§ WRITTEN PROBLEM:
Transcribe the material word for word, but without the images.

[start]

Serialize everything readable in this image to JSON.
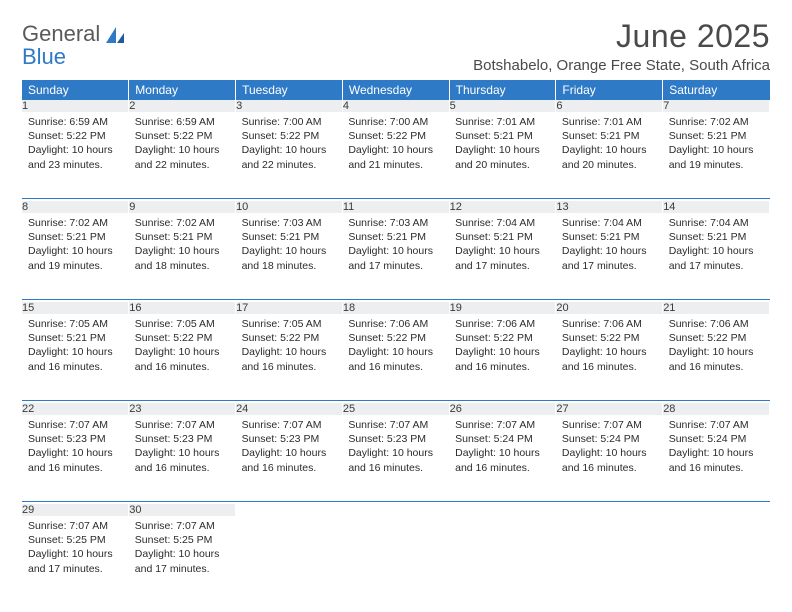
{
  "brand": {
    "top": "General",
    "bottom": "Blue"
  },
  "title": "June 2025",
  "location": "Botshabelo, Orange Free State, South Africa",
  "colors": {
    "header_bg": "#2f7ac6",
    "header_fg": "#ffffff",
    "daynum_bg": "#eceeef",
    "text": "#2b2b2b",
    "divider": "#2f7ac6",
    "logo_gray": "#5a5a5a",
    "logo_blue": "#2f7ac6",
    "page_bg": "#ffffff"
  },
  "weekdays": [
    "Sunday",
    "Monday",
    "Tuesday",
    "Wednesday",
    "Thursday",
    "Friday",
    "Saturday"
  ],
  "weeks": [
    [
      {
        "n": "1",
        "sunrise": "6:59 AM",
        "sunset": "5:22 PM",
        "daylight": "10 hours and 23 minutes."
      },
      {
        "n": "2",
        "sunrise": "6:59 AM",
        "sunset": "5:22 PM",
        "daylight": "10 hours and 22 minutes."
      },
      {
        "n": "3",
        "sunrise": "7:00 AM",
        "sunset": "5:22 PM",
        "daylight": "10 hours and 22 minutes."
      },
      {
        "n": "4",
        "sunrise": "7:00 AM",
        "sunset": "5:22 PM",
        "daylight": "10 hours and 21 minutes."
      },
      {
        "n": "5",
        "sunrise": "7:01 AM",
        "sunset": "5:21 PM",
        "daylight": "10 hours and 20 minutes."
      },
      {
        "n": "6",
        "sunrise": "7:01 AM",
        "sunset": "5:21 PM",
        "daylight": "10 hours and 20 minutes."
      },
      {
        "n": "7",
        "sunrise": "7:02 AM",
        "sunset": "5:21 PM",
        "daylight": "10 hours and 19 minutes."
      }
    ],
    [
      {
        "n": "8",
        "sunrise": "7:02 AM",
        "sunset": "5:21 PM",
        "daylight": "10 hours and 19 minutes."
      },
      {
        "n": "9",
        "sunrise": "7:02 AM",
        "sunset": "5:21 PM",
        "daylight": "10 hours and 18 minutes."
      },
      {
        "n": "10",
        "sunrise": "7:03 AM",
        "sunset": "5:21 PM",
        "daylight": "10 hours and 18 minutes."
      },
      {
        "n": "11",
        "sunrise": "7:03 AM",
        "sunset": "5:21 PM",
        "daylight": "10 hours and 17 minutes."
      },
      {
        "n": "12",
        "sunrise": "7:04 AM",
        "sunset": "5:21 PM",
        "daylight": "10 hours and 17 minutes."
      },
      {
        "n": "13",
        "sunrise": "7:04 AM",
        "sunset": "5:21 PM",
        "daylight": "10 hours and 17 minutes."
      },
      {
        "n": "14",
        "sunrise": "7:04 AM",
        "sunset": "5:21 PM",
        "daylight": "10 hours and 17 minutes."
      }
    ],
    [
      {
        "n": "15",
        "sunrise": "7:05 AM",
        "sunset": "5:21 PM",
        "daylight": "10 hours and 16 minutes."
      },
      {
        "n": "16",
        "sunrise": "7:05 AM",
        "sunset": "5:22 PM",
        "daylight": "10 hours and 16 minutes."
      },
      {
        "n": "17",
        "sunrise": "7:05 AM",
        "sunset": "5:22 PM",
        "daylight": "10 hours and 16 minutes."
      },
      {
        "n": "18",
        "sunrise": "7:06 AM",
        "sunset": "5:22 PM",
        "daylight": "10 hours and 16 minutes."
      },
      {
        "n": "19",
        "sunrise": "7:06 AM",
        "sunset": "5:22 PM",
        "daylight": "10 hours and 16 minutes."
      },
      {
        "n": "20",
        "sunrise": "7:06 AM",
        "sunset": "5:22 PM",
        "daylight": "10 hours and 16 minutes."
      },
      {
        "n": "21",
        "sunrise": "7:06 AM",
        "sunset": "5:22 PM",
        "daylight": "10 hours and 16 minutes."
      }
    ],
    [
      {
        "n": "22",
        "sunrise": "7:07 AM",
        "sunset": "5:23 PM",
        "daylight": "10 hours and 16 minutes."
      },
      {
        "n": "23",
        "sunrise": "7:07 AM",
        "sunset": "5:23 PM",
        "daylight": "10 hours and 16 minutes."
      },
      {
        "n": "24",
        "sunrise": "7:07 AM",
        "sunset": "5:23 PM",
        "daylight": "10 hours and 16 minutes."
      },
      {
        "n": "25",
        "sunrise": "7:07 AM",
        "sunset": "5:23 PM",
        "daylight": "10 hours and 16 minutes."
      },
      {
        "n": "26",
        "sunrise": "7:07 AM",
        "sunset": "5:24 PM",
        "daylight": "10 hours and 16 minutes."
      },
      {
        "n": "27",
        "sunrise": "7:07 AM",
        "sunset": "5:24 PM",
        "daylight": "10 hours and 16 minutes."
      },
      {
        "n": "28",
        "sunrise": "7:07 AM",
        "sunset": "5:24 PM",
        "daylight": "10 hours and 16 minutes."
      }
    ],
    [
      {
        "n": "29",
        "sunrise": "7:07 AM",
        "sunset": "5:25 PM",
        "daylight": "10 hours and 17 minutes."
      },
      {
        "n": "30",
        "sunrise": "7:07 AM",
        "sunset": "5:25 PM",
        "daylight": "10 hours and 17 minutes."
      },
      null,
      null,
      null,
      null,
      null
    ]
  ],
  "labels": {
    "sunrise": "Sunrise:",
    "sunset": "Sunset:",
    "daylight": "Daylight:"
  }
}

[end]

§ ANSWER BELOW:
Serialize everything readable in this image to JSON.
{
  "brand": {
    "top": "General",
    "bottom": "Blue"
  },
  "title": "June 2025",
  "location": "Botshabelo, Orange Free State, South Africa",
  "colors": {
    "header_bg": "#2f7ac6",
    "header_fg": "#ffffff",
    "daynum_bg": "#eceeef",
    "text": "#2b2b2b",
    "divider": "#2f7ac6",
    "logo_gray": "#5a5a5a",
    "logo_blue": "#2f7ac6",
    "page_bg": "#ffffff"
  },
  "weekdays": [
    "Sunday",
    "Monday",
    "Tuesday",
    "Wednesday",
    "Thursday",
    "Friday",
    "Saturday"
  ],
  "weeks": [
    [
      {
        "n": "1",
        "sunrise": "6:59 AM",
        "sunset": "5:22 PM",
        "daylight": "10 hours and 23 minutes."
      },
      {
        "n": "2",
        "sunrise": "6:59 AM",
        "sunset": "5:22 PM",
        "daylight": "10 hours and 22 minutes."
      },
      {
        "n": "3",
        "sunrise": "7:00 AM",
        "sunset": "5:22 PM",
        "daylight": "10 hours and 22 minutes."
      },
      {
        "n": "4",
        "sunrise": "7:00 AM",
        "sunset": "5:22 PM",
        "daylight": "10 hours and 21 minutes."
      },
      {
        "n": "5",
        "sunrise": "7:01 AM",
        "sunset": "5:21 PM",
        "daylight": "10 hours and 20 minutes."
      },
      {
        "n": "6",
        "sunrise": "7:01 AM",
        "sunset": "5:21 PM",
        "daylight": "10 hours and 20 minutes."
      },
      {
        "n": "7",
        "sunrise": "7:02 AM",
        "sunset": "5:21 PM",
        "daylight": "10 hours and 19 minutes."
      }
    ],
    [
      {
        "n": "8",
        "sunrise": "7:02 AM",
        "sunset": "5:21 PM",
        "daylight": "10 hours and 19 minutes."
      },
      {
        "n": "9",
        "sunrise": "7:02 AM",
        "sunset": "5:21 PM",
        "daylight": "10 hours and 18 minutes."
      },
      {
        "n": "10",
        "sunrise": "7:03 AM",
        "sunset": "5:21 PM",
        "daylight": "10 hours and 18 minutes."
      },
      {
        "n": "11",
        "sunrise": "7:03 AM",
        "sunset": "5:21 PM",
        "daylight": "10 hours and 17 minutes."
      },
      {
        "n": "12",
        "sunrise": "7:04 AM",
        "sunset": "5:21 PM",
        "daylight": "10 hours and 17 minutes."
      },
      {
        "n": "13",
        "sunrise": "7:04 AM",
        "sunset": "5:21 PM",
        "daylight": "10 hours and 17 minutes."
      },
      {
        "n": "14",
        "sunrise": "7:04 AM",
        "sunset": "5:21 PM",
        "daylight": "10 hours and 17 minutes."
      }
    ],
    [
      {
        "n": "15",
        "sunrise": "7:05 AM",
        "sunset": "5:21 PM",
        "daylight": "10 hours and 16 minutes."
      },
      {
        "n": "16",
        "sunrise": "7:05 AM",
        "sunset": "5:22 PM",
        "daylight": "10 hours and 16 minutes."
      },
      {
        "n": "17",
        "sunrise": "7:05 AM",
        "sunset": "5:22 PM",
        "daylight": "10 hours and 16 minutes."
      },
      {
        "n": "18",
        "sunrise": "7:06 AM",
        "sunset": "5:22 PM",
        "daylight": "10 hours and 16 minutes."
      },
      {
        "n": "19",
        "sunrise": "7:06 AM",
        "sunset": "5:22 PM",
        "daylight": "10 hours and 16 minutes."
      },
      {
        "n": "20",
        "sunrise": "7:06 AM",
        "sunset": "5:22 PM",
        "daylight": "10 hours and 16 minutes."
      },
      {
        "n": "21",
        "sunrise": "7:06 AM",
        "sunset": "5:22 PM",
        "daylight": "10 hours and 16 minutes."
      }
    ],
    [
      {
        "n": "22",
        "sunrise": "7:07 AM",
        "sunset": "5:23 PM",
        "daylight": "10 hours and 16 minutes."
      },
      {
        "n": "23",
        "sunrise": "7:07 AM",
        "sunset": "5:23 PM",
        "daylight": "10 hours and 16 minutes."
      },
      {
        "n": "24",
        "sunrise": "7:07 AM",
        "sunset": "5:23 PM",
        "daylight": "10 hours and 16 minutes."
      },
      {
        "n": "25",
        "sunrise": "7:07 AM",
        "sunset": "5:23 PM",
        "daylight": "10 hours and 16 minutes."
      },
      {
        "n": "26",
        "sunrise": "7:07 AM",
        "sunset": "5:24 PM",
        "daylight": "10 hours and 16 minutes."
      },
      {
        "n": "27",
        "sunrise": "7:07 AM",
        "sunset": "5:24 PM",
        "daylight": "10 hours and 16 minutes."
      },
      {
        "n": "28",
        "sunrise": "7:07 AM",
        "sunset": "5:24 PM",
        "daylight": "10 hours and 16 minutes."
      }
    ],
    [
      {
        "n": "29",
        "sunrise": "7:07 AM",
        "sunset": "5:25 PM",
        "daylight": "10 hours and 17 minutes."
      },
      {
        "n": "30",
        "sunrise": "7:07 AM",
        "sunset": "5:25 PM",
        "daylight": "10 hours and 17 minutes."
      },
      null,
      null,
      null,
      null,
      null
    ]
  ],
  "labels": {
    "sunrise": "Sunrise:",
    "sunset": "Sunset:",
    "daylight": "Daylight:"
  }
}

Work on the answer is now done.